Records contained in a dataset:
>>>>
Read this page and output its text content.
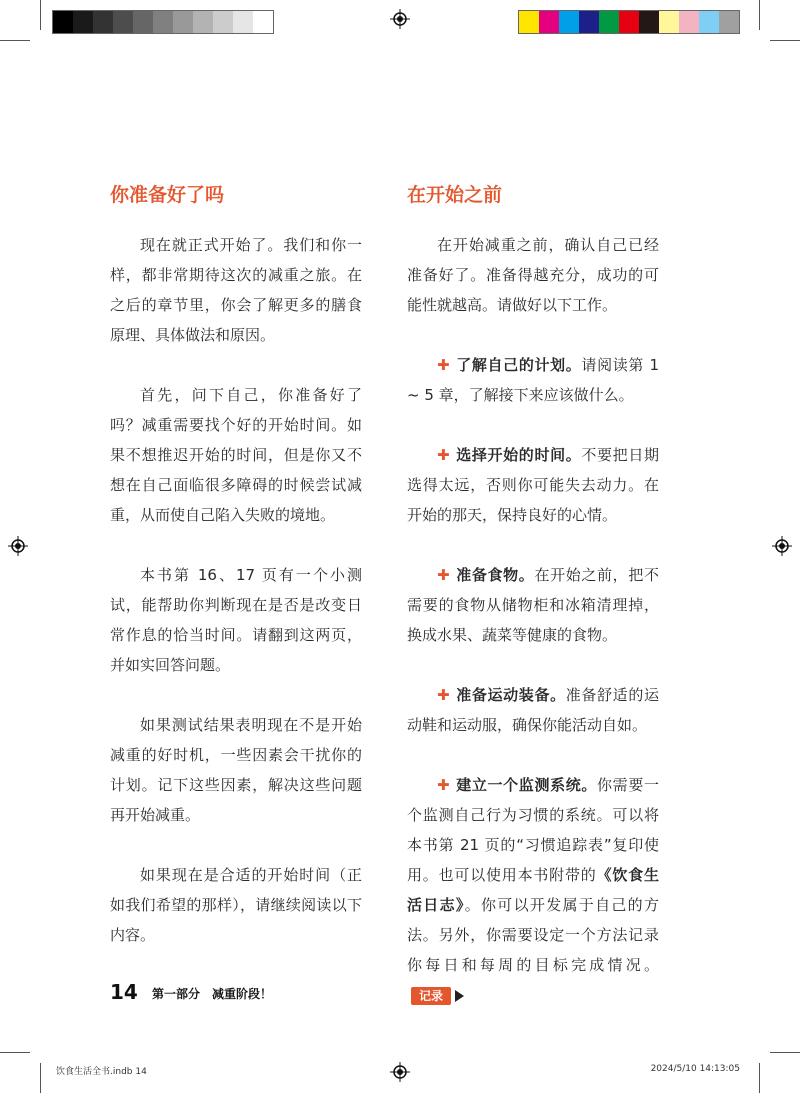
你准备好了吗

现在就正式开始了。我们和你一样，都非常期待这次的减重之旅。在之后的章节里，你会了解更多的膳食原理、具体做法和原因。

首先，问下自己，你准备好了吗？减重需要找个好的开始时间。如果不想推迟开始的时间，但是你又不想在自己面临很多障碍的时候尝试减重，从而使自己陷入失败的境地。

本书第 16、17 页有一个小测试，能帮助你判断现在是否是改变日常作息的恰当时间。请翻到这两页，并如实回答问题。

如果测试结果表明现在不是开始减重的好时机，一些因素会干扰你的计划。记下这些因素，解决这些问题再开始减重。

如果现在是合适的开始时间（正如我们希望的那样），请继续阅读以下内容。

在开始之前

在开始减重之前，确认自己已经准备好了。准备得越充分，成功的可能性就越高。请做好以下工作。

✚ 了解自己的计划。请阅读第 1 ~ 5 章，了解接下来应该做什么。

✚ 选择开始的时间。不要把日期选得太远，否则你可能失去动力。在开始的那天，保持良好的心情。

✚ 准备食物。在开始之前，把不需要的食物从储物柜和冰箱清理掉，换成水果、蔬菜等健康的食物。

✚ 准备运动装备。准备舒适的运动鞋和运动服，确保你能活动自如。

✚ 建立一个监测系统。你需要一个监测自己行为习惯的系统。可以将本书第 21 页的“习惯追踪表”复印使用。也可以使用本书附带的《饮食生活日志》。你可以开发属于自己的方法。另外，你需要设定一个方法记录你每日和每周的目标完成情况。记录

14 第一部分　减重阶段！
饮食生活全书.indb 14	2024/5/10 14:13:05
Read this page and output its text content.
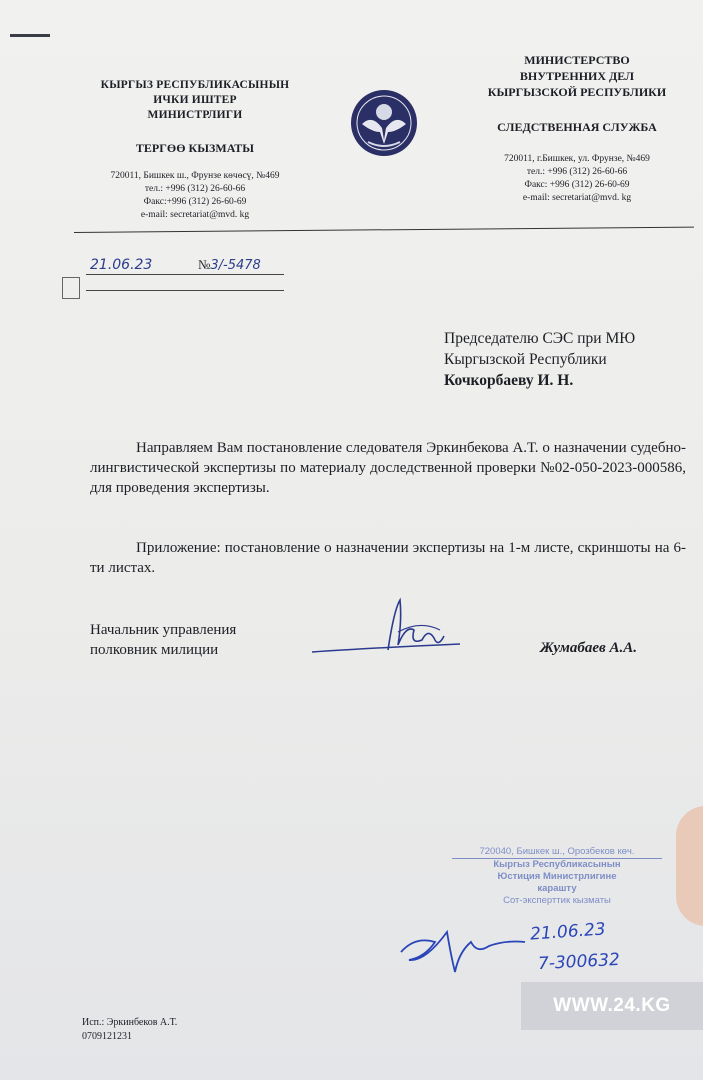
КЫРГЫЗ РЕСПУБЛИКАСЫНЫН
ИЧКИ ИШТЕР
МИНИСТРЛИГИ
ТЕРГӨӨ КЫЗМАТЫ
720011, Бишкек ш., Фрунзе көчөсү, №469
тел.: +996 (312) 26-60-66
Факс:+996 (312) 26-60-69
e-mail: secretariat@mvd. kg
МИНИСТЕРСТВО
ВНУТРЕННИХ ДЕЛ
КЫРГЫЗСКОЙ РЕСПУБЛИКИ
СЛЕДСТВЕННАЯ СЛУЖБА
720011, г.Бишкек, ул. Фрунзе, №469
тел.: +996 (312) 26-60-66
Факс: +996 (312) 26-60-69
e-mail: secretariat@mvd. kg
21.06.23	№3/-5478
Председателю СЭС при МЮ
Кыргызской Республики
Кочкорбаеву И. Н.
Направляем Вам постановление следователя Эркинбекова А.Т. о назначении судебно-лингвистической экспертизы по материалу доследственной проверки №02-050-2023-000586, для проведения экспертизы.
Приложение: постановление о назначении экспертизы на 1-м листе, скриншоты на 6-ти листах.
Начальник управления
полковник милиции	Жумабаев А.А.
720040, Бишкек ш., Орозбеков көч.
Кыргыз Республикасынын
Юстиция Министрлигине
карашту
Сот-эксперттик кызматы
21.06.23
7-300632
Исп.: Эркинбеков А.Т.
0709121231
WWW.24.KG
<<<<
Task brief: Copy every line in the records above that contains the word "Фрунзе".

Response to this task:
720011, Бишкек ш., Фрунзе көчөсү, №469
720011, г.Бишкек, ул. Фрунзе, №469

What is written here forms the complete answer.